• The task:
Locate the lines of the listing below that hold "name", then copy each of them.

• Input records:
+===+
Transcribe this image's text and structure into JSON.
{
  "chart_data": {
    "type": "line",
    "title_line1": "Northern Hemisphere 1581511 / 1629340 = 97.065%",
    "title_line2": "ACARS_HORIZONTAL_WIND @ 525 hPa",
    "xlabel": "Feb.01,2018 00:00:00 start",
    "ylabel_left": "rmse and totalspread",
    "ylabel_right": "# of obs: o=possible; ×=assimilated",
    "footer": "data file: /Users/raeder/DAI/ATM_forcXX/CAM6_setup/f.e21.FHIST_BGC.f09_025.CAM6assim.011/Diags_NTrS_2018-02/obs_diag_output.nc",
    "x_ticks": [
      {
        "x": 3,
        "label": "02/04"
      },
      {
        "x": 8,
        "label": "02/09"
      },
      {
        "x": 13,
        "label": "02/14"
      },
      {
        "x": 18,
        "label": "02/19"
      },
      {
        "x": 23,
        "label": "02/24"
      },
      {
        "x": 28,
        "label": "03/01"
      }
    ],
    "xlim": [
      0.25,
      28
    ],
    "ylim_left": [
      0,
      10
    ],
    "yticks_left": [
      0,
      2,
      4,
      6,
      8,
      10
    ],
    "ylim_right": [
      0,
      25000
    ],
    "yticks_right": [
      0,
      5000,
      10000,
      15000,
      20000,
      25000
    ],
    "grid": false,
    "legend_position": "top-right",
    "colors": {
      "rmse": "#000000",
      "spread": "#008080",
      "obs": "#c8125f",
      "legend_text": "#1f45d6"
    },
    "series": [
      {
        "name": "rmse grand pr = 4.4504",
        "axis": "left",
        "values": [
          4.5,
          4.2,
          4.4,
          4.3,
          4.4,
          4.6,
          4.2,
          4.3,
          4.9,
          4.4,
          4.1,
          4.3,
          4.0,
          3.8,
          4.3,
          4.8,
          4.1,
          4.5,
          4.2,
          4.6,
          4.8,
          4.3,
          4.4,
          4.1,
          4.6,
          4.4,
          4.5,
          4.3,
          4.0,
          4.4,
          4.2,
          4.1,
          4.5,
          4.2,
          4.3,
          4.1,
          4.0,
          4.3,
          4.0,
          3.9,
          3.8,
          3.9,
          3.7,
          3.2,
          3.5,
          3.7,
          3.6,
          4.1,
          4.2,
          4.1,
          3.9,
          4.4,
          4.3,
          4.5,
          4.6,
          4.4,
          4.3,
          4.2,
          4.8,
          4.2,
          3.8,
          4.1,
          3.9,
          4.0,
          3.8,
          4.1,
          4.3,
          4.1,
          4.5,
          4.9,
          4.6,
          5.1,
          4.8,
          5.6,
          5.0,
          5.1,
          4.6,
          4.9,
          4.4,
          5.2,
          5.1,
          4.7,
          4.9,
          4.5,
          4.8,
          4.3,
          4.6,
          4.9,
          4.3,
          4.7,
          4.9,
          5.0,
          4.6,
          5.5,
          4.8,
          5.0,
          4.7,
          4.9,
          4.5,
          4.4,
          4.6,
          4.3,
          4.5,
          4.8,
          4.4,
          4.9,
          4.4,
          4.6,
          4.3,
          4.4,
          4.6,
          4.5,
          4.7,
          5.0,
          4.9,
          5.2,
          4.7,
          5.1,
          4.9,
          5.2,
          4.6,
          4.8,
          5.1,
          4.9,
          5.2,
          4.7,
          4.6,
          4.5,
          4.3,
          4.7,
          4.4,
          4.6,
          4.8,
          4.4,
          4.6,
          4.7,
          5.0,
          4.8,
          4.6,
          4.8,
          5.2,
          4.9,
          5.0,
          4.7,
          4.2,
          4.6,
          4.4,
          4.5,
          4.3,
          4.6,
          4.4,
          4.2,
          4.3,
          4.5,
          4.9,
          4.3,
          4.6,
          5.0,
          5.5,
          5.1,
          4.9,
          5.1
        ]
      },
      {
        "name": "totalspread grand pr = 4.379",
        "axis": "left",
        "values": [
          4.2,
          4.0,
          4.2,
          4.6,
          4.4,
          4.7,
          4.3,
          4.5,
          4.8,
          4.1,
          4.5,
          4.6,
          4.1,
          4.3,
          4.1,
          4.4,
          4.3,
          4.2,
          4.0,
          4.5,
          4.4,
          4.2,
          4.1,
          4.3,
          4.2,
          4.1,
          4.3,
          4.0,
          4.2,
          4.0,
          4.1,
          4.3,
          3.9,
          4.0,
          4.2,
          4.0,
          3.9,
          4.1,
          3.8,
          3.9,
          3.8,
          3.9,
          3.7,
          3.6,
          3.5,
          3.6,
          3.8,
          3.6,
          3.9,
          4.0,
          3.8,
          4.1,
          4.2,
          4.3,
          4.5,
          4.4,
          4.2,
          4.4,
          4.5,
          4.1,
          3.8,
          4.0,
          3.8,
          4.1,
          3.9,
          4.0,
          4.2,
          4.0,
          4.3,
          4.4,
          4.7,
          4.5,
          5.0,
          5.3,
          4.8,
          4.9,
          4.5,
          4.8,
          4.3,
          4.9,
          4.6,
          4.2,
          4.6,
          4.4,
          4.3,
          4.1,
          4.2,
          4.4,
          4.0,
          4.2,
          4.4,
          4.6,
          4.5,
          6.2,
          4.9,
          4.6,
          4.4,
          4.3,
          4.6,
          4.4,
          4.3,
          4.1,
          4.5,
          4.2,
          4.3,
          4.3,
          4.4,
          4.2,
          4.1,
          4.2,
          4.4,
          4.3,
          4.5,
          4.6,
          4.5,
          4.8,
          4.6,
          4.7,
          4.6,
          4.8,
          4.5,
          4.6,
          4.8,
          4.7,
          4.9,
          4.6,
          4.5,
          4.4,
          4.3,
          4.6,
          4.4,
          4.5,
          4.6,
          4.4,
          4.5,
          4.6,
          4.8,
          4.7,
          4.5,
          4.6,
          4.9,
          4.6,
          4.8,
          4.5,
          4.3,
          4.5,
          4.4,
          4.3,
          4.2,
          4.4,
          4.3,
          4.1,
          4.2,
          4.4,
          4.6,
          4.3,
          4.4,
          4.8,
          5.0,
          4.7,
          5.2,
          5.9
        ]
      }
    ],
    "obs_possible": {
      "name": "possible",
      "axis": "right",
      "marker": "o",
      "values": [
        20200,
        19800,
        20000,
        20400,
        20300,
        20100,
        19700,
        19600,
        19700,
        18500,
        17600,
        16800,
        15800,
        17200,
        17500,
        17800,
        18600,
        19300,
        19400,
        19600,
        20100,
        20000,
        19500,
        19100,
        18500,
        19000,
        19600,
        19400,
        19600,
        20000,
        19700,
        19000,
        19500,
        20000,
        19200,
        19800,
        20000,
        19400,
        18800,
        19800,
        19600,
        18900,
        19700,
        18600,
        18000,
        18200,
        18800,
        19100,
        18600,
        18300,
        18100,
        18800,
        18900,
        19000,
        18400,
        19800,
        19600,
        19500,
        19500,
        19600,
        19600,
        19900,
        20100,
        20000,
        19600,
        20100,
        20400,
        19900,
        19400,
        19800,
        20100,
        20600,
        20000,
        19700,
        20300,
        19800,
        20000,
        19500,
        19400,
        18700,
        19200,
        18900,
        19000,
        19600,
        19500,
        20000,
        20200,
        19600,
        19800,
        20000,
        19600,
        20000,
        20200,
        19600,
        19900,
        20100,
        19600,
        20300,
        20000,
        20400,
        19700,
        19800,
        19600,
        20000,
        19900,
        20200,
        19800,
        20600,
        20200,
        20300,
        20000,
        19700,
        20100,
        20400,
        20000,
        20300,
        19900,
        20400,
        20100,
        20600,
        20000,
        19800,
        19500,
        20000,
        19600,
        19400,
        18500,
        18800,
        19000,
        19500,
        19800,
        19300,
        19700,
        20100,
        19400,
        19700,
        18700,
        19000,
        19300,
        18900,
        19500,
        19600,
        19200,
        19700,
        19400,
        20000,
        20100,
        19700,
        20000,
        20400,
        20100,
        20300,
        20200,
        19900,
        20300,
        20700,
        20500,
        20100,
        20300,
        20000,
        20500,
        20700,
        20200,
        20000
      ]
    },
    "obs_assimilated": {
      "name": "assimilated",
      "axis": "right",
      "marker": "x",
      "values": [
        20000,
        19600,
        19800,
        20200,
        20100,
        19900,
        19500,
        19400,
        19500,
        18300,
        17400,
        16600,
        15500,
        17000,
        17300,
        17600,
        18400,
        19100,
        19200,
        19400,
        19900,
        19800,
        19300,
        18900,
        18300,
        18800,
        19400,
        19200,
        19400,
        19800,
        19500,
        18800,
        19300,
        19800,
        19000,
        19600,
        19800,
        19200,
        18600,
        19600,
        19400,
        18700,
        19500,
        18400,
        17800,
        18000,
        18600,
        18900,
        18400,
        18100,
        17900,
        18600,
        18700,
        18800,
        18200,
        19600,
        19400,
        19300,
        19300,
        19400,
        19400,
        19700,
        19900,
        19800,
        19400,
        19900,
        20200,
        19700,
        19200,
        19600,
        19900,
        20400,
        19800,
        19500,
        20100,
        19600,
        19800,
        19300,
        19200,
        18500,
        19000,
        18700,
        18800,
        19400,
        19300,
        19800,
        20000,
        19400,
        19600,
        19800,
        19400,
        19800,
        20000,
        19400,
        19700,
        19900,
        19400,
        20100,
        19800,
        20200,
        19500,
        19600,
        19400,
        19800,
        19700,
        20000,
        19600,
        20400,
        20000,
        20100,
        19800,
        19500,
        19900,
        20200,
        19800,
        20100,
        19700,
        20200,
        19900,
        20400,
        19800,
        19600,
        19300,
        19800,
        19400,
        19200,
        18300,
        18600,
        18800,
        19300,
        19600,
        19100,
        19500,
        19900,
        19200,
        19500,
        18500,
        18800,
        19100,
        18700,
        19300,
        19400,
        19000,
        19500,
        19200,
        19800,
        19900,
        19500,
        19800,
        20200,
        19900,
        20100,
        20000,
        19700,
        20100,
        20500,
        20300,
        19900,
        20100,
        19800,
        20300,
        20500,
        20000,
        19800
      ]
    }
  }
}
+===+
• Answer:
        "name": "rmse grand pr = 4.4504",
        "name": "totalspread grand pr = 4.379",
      "name": "possible",
      "name": "assimilated",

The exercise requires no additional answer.